→ **THE REQUEST**:
Reproduce each of the items below word for word, but leave the pictures out of your copy.

→ **DATA EXTRACT**:
--------
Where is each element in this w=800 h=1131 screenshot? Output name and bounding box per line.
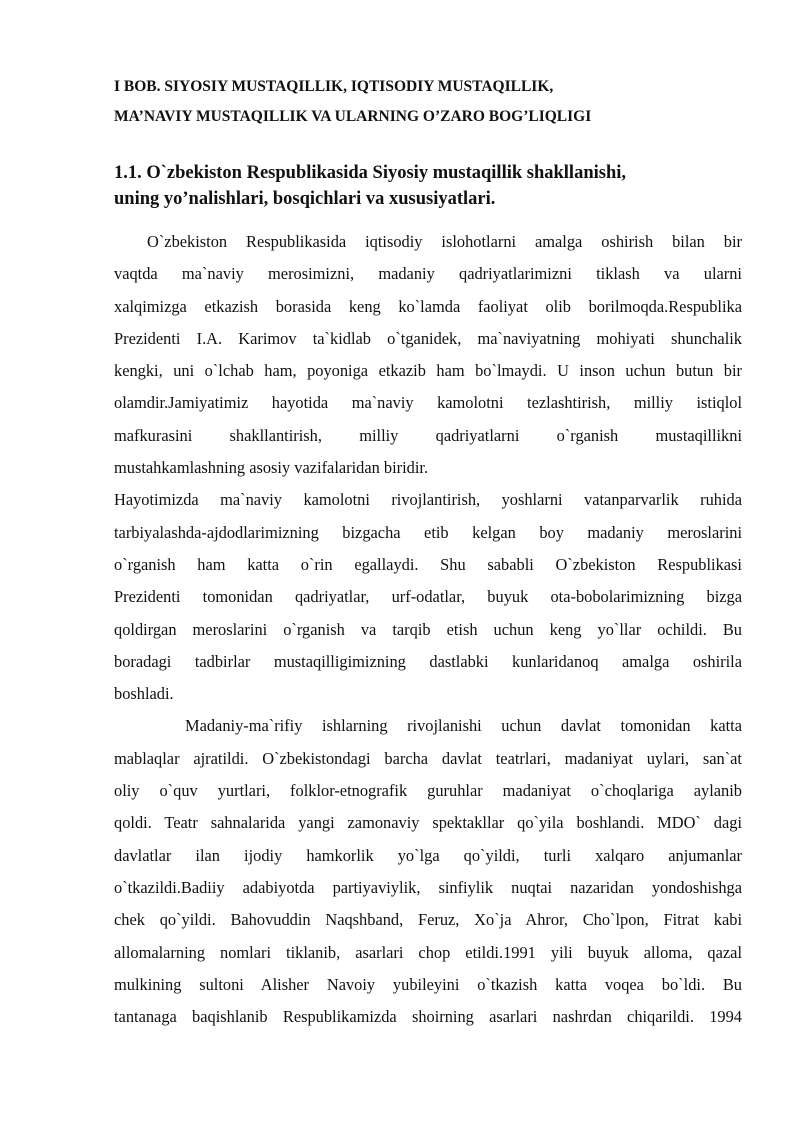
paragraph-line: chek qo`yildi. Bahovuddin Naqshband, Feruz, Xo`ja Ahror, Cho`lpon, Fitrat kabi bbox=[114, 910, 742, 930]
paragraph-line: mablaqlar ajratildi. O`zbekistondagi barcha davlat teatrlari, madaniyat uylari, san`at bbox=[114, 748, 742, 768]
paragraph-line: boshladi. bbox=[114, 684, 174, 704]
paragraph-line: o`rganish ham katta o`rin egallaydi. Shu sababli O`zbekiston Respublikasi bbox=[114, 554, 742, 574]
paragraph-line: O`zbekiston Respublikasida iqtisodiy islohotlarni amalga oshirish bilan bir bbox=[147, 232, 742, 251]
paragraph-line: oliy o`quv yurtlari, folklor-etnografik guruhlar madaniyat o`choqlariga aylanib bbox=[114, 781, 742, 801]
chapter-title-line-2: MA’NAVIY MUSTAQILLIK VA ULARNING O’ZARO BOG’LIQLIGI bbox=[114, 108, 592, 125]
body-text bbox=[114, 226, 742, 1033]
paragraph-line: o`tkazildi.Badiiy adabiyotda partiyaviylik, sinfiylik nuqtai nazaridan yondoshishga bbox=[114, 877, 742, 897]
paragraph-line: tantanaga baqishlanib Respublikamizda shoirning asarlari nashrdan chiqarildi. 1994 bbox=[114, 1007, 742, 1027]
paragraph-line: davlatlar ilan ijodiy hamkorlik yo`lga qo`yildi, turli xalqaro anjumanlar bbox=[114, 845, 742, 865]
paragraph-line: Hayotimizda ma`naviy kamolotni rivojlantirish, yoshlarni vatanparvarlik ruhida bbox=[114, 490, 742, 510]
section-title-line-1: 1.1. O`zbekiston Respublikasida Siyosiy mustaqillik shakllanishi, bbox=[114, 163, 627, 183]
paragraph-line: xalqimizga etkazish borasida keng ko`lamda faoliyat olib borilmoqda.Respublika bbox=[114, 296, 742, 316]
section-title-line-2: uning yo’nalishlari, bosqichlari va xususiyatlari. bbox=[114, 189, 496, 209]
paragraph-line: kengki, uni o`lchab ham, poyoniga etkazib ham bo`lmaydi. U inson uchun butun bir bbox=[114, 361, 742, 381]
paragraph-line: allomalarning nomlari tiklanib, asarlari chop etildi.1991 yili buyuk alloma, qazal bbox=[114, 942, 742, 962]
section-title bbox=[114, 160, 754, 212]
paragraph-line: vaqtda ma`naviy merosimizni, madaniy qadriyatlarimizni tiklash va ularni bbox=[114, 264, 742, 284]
--------
→ **REPLY**:
Where is each element in this w=800 h=1131 screenshot? Output name and bounding box per line.
paragraph-line: chek qo`yildi. Bahovuddin Naqshband, Feruz, Xo`ja Ahror, Cho`lpon, Fitrat kabi bbox=[114, 910, 742, 930]
paragraph-line: mablaqlar ajratildi. O`zbekistondagi barcha davlat teatrlari, madaniyat uylari, san`at bbox=[114, 748, 742, 768]
paragraph-line: boshladi. bbox=[114, 684, 174, 704]
paragraph-line: o`rganish ham katta o`rin egallaydi. Shu sababli O`zbekiston Respublikasi bbox=[114, 554, 742, 574]
paragraph-line: O`zbekiston Respublikasida iqtisodiy islohotlarni amalga oshirish bilan bir bbox=[147, 232, 742, 251]
paragraph-line: oliy o`quv yurtlari, folklor-etnografik guruhlar madaniyat o`choqlariga aylanib bbox=[114, 781, 742, 801]
chapter-title-line-2: MA’NAVIY MUSTAQILLIK VA ULARNING O’ZARO BOG’LIQLIGI bbox=[114, 108, 592, 125]
body-text bbox=[114, 226, 742, 1033]
paragraph-line: o`tkazildi.Badiiy adabiyotda partiyaviylik, sinfiylik nuqtai nazaridan yondoshishga bbox=[114, 877, 742, 897]
paragraph-line: tantanaga baqishlanib Respublikamizda shoirning asarlari nashrdan chiqarildi. 1994 bbox=[114, 1007, 742, 1027]
paragraph-line: davlatlar ilan ijodiy hamkorlik yo`lga qo`yildi, turli xalqaro anjumanlar bbox=[114, 845, 742, 865]
paragraph-line: Hayotimizda ma`naviy kamolotni rivojlantirish, yoshlarni vatanparvarlik ruhida bbox=[114, 490, 742, 510]
section-title-line-1: 1.1. O`zbekiston Respublikasida Siyosiy mustaqillik shakllanishi, bbox=[114, 163, 627, 183]
paragraph-line: xalqimizga etkazish borasida keng ko`lamda faoliyat olib borilmoqda.Respublika bbox=[114, 296, 742, 316]
section-title-line-2: uning yo’nalishlari, bosqichlari va xususiyatlari. bbox=[114, 189, 496, 209]
paragraph-line: kengki, uni o`lchab ham, poyoniga etkazib ham bo`lmaydi. U inson uchun butun bir bbox=[114, 361, 742, 381]
paragraph-line: allomalarning nomlari tiklanib, asarlari chop etildi.1991 yili buyuk alloma, qazal bbox=[114, 942, 742, 962]
section-title bbox=[114, 160, 754, 212]
paragraph-line: vaqtda ma`naviy merosimizni, madaniy qadriyatlarimizni tiklash va ularni bbox=[114, 264, 742, 284]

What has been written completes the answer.